WHAT YOU NEED TO DO:
Transcribe every entry word for word. Skip the pictures.

DATASET RECORDS:
>>>>
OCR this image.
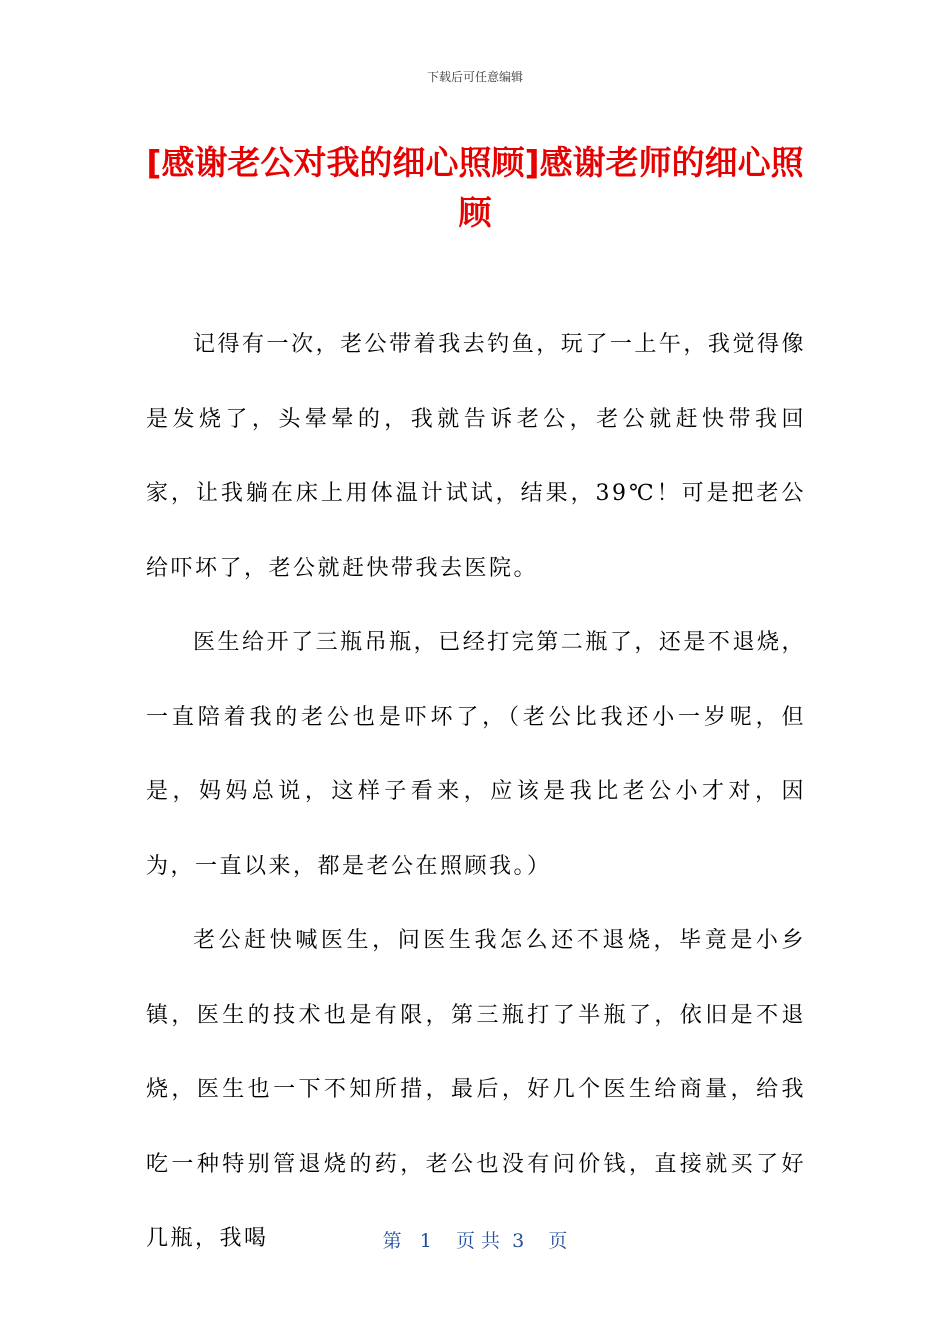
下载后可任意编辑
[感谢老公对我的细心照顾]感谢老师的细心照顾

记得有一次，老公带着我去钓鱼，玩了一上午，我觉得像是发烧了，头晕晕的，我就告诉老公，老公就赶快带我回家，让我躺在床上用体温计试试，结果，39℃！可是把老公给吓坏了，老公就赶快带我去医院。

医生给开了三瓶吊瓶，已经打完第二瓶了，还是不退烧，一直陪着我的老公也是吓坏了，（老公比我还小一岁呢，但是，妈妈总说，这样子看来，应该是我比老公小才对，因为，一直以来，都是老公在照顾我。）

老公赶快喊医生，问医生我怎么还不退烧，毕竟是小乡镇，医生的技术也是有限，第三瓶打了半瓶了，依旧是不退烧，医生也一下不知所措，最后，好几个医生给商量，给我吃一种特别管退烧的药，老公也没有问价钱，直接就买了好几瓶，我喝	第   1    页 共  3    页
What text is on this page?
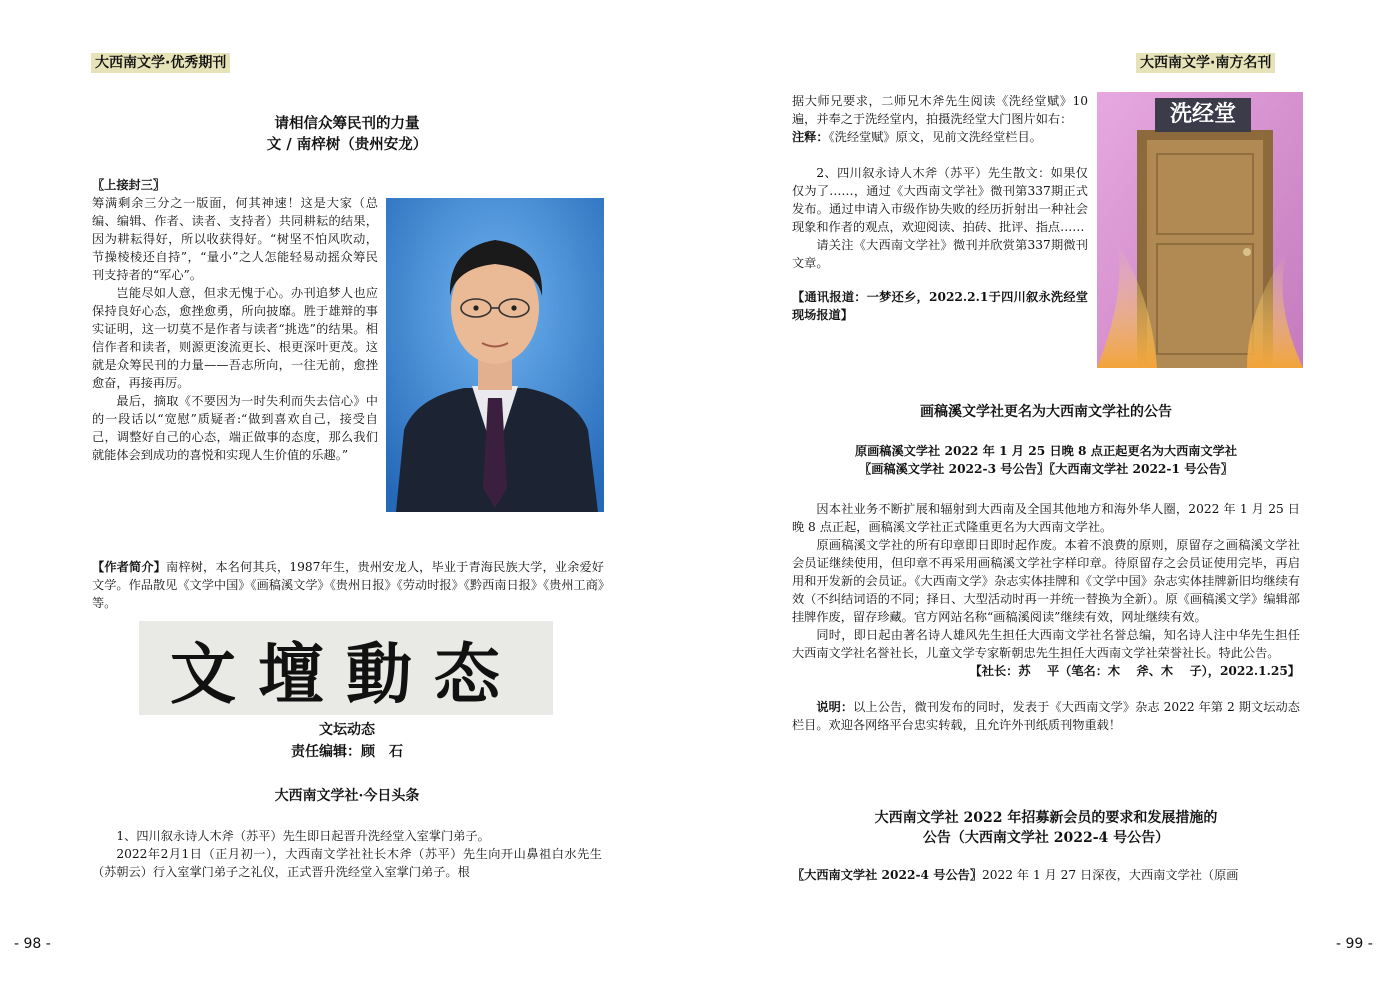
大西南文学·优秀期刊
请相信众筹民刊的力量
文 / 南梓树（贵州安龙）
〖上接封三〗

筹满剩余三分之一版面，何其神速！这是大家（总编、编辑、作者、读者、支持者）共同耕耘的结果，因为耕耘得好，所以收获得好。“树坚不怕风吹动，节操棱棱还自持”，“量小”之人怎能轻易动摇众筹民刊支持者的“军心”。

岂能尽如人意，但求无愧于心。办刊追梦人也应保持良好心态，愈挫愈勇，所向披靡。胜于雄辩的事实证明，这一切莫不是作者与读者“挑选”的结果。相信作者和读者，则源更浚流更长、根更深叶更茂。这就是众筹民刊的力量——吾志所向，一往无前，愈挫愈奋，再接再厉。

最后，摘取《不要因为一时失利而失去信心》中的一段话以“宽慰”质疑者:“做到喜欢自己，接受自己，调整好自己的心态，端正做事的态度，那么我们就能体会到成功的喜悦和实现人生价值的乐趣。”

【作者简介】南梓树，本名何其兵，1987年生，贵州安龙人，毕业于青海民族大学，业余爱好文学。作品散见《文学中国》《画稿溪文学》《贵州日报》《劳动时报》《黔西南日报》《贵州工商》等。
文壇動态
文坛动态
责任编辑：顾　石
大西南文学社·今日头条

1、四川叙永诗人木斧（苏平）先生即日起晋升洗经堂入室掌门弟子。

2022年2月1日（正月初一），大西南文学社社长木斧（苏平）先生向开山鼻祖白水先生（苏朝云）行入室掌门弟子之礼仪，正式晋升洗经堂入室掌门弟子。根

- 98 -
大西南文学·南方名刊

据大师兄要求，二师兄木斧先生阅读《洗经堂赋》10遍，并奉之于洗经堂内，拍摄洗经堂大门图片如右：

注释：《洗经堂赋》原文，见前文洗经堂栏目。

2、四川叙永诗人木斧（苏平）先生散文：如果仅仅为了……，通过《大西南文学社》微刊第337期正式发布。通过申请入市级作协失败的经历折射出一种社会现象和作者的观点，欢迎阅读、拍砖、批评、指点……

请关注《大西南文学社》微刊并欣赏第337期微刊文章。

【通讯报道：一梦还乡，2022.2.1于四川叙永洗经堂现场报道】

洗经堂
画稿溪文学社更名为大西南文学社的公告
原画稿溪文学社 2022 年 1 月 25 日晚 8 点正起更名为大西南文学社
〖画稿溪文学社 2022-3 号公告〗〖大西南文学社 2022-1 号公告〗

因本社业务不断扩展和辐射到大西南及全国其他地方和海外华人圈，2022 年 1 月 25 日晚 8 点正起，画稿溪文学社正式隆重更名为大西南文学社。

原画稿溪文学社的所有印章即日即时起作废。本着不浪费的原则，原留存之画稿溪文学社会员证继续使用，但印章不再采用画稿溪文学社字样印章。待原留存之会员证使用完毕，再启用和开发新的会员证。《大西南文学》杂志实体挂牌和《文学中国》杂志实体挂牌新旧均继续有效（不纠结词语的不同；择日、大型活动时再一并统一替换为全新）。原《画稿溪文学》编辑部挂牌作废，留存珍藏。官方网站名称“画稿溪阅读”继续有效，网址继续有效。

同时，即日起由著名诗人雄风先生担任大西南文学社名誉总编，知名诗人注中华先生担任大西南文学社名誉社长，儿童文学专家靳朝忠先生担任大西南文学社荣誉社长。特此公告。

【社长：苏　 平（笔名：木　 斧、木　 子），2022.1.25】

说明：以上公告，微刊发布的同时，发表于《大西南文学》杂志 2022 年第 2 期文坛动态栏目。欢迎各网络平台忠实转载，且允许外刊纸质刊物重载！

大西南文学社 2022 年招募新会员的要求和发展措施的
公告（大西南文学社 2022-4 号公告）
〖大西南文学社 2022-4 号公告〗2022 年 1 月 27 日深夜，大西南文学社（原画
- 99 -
<<<<
RESPONSE TO THIS EXERCISE:
OCR this image.
下载后可任意编辑
[感谢老公对我的细心照顾]感谢老师的细心照顾

记得有一次，老公带着我去钓鱼，玩了一上午，我觉得像是发烧了，头晕晕的，我就告诉老公，老公就赶快带我回家，让我躺在床上用体温计试试，结果，39℃！可是把老公给吓坏了，老公就赶快带我去医院。

医生给开了三瓶吊瓶，已经打完第二瓶了，还是不退烧，一直陪着我的老公也是吓坏了，（老公比我还小一岁呢，但是，妈妈总说，这样子看来，应该是我比老公小才对，因为，一直以来，都是老公在照顾我。）

老公赶快喊医生，问医生我怎么还不退烧，毕竟是小乡镇，医生的技术也是有限，第三瓶打了半瓶了，依旧是不退烧，医生也一下不知所措，最后，好几个医生给商量，给我吃一种特别管退烧的药，老公也没有问价钱，直接就买了好几瓶，我喝	第   1    页 共  3    页
What text is on this page?
大西南文学·优秀期刊
请相信众筹民刊的力量
文 / 南梓树（贵州安龙）
〖上接封三〗

筹满剩余三分之一版面，何其神速！这是大家（总编、编辑、作者、读者、支持者）共同耕耘的结果，因为耕耘得好，所以收获得好。“树坚不怕风吹动，节操棱棱还自持”，“量小”之人怎能轻易动摇众筹民刊支持者的“军心”。

岂能尽如人意，但求无愧于心。办刊追梦人也应保持良好心态，愈挫愈勇，所向披靡。胜于雄辩的事实证明，这一切莫不是作者与读者“挑选”的结果。相信作者和读者，则源更浚流更长、根更深叶更茂。这就是众筹民刊的力量——吾志所向，一往无前，愈挫愈奋，再接再厉。

最后，摘取《不要因为一时失利而失去信心》中的一段话以“宽慰”质疑者:“做到喜欢自己，接受自己，调整好自己的心态，端正做事的态度，那么我们就能体会到成功的喜悦和实现人生价值的乐趣。”

【作者简介】南梓树，本名何其兵，1987年生，贵州安龙人，毕业于青海民族大学，业余爱好文学。作品散见《文学中国》《画稿溪文学》《贵州日报》《劳动时报》《黔西南日报》《贵州工商》等。
文壇動态
文坛动态
责任编辑：顾　石
大西南文学社·今日头条

1、四川叙永诗人木斧（苏平）先生即日起晋升洗经堂入室掌门弟子。

2022年2月1日（正月初一），大西南文学社社长木斧（苏平）先生向开山鼻祖白水先生（苏朝云）行入室掌门弟子之礼仪，正式晋升洗经堂入室掌门弟子。根

- 98 -
大西南文学·南方名刊

据大师兄要求，二师兄木斧先生阅读《洗经堂赋》10遍，并奉之于洗经堂内，拍摄洗经堂大门图片如右：

注释：《洗经堂赋》原文，见前文洗经堂栏目。

2、四川叙永诗人木斧（苏平）先生散文：如果仅仅为了……，通过《大西南文学社》微刊第337期正式发布。通过申请入市级作协失败的经历折射出一种社会现象和作者的观点，欢迎阅读、拍砖、批评、指点……

请关注《大西南文学社》微刊并欣赏第337期微刊文章。

【通讯报道：一梦还乡，2022.2.1于四川叙永洗经堂现场报道】

洗经堂
画稿溪文学社更名为大西南文学社的公告
原画稿溪文学社 2022 年 1 月 25 日晚 8 点正起更名为大西南文学社
〖画稿溪文学社 2022-3 号公告〗〖大西南文学社 2022-1 号公告〗

因本社业务不断扩展和辐射到大西南及全国其他地方和海外华人圈，2022 年 1 月 25 日晚 8 点正起，画稿溪文学社正式隆重更名为大西南文学社。

原画稿溪文学社的所有印章即日即时起作废。本着不浪费的原则，原留存之画稿溪文学社会员证继续使用，但印章不再采用画稿溪文学社字样印章。待原留存之会员证使用完毕，再启用和开发新的会员证。《大西南文学》杂志实体挂牌和《文学中国》杂志实体挂牌新旧均继续有效（不纠结词语的不同；择日、大型活动时再一并统一替换为全新）。原《画稿溪文学》编辑部挂牌作废，留存珍藏。官方网站名称“画稿溪阅读”继续有效，网址继续有效。

同时，即日起由著名诗人雄风先生担任大西南文学社名誉总编，知名诗人注中华先生担任大西南文学社名誉社长，儿童文学专家靳朝忠先生担任大西南文学社荣誉社长。特此公告。

【社长：苏　 平（笔名：木　 斧、木　 子），2022.1.25】

说明：以上公告，微刊发布的同时，发表于《大西南文学》杂志 2022 年第 2 期文坛动态栏目。欢迎各网络平台忠实转载，且允许外刊纸质刊物重载！

大西南文学社 2022 年招募新会员的要求和发展措施的
公告（大西南文学社 2022-4 号公告）
〖大西南文学社 2022-4 号公告〗2022 年 1 月 27 日深夜，大西南文学社（原画
- 99 -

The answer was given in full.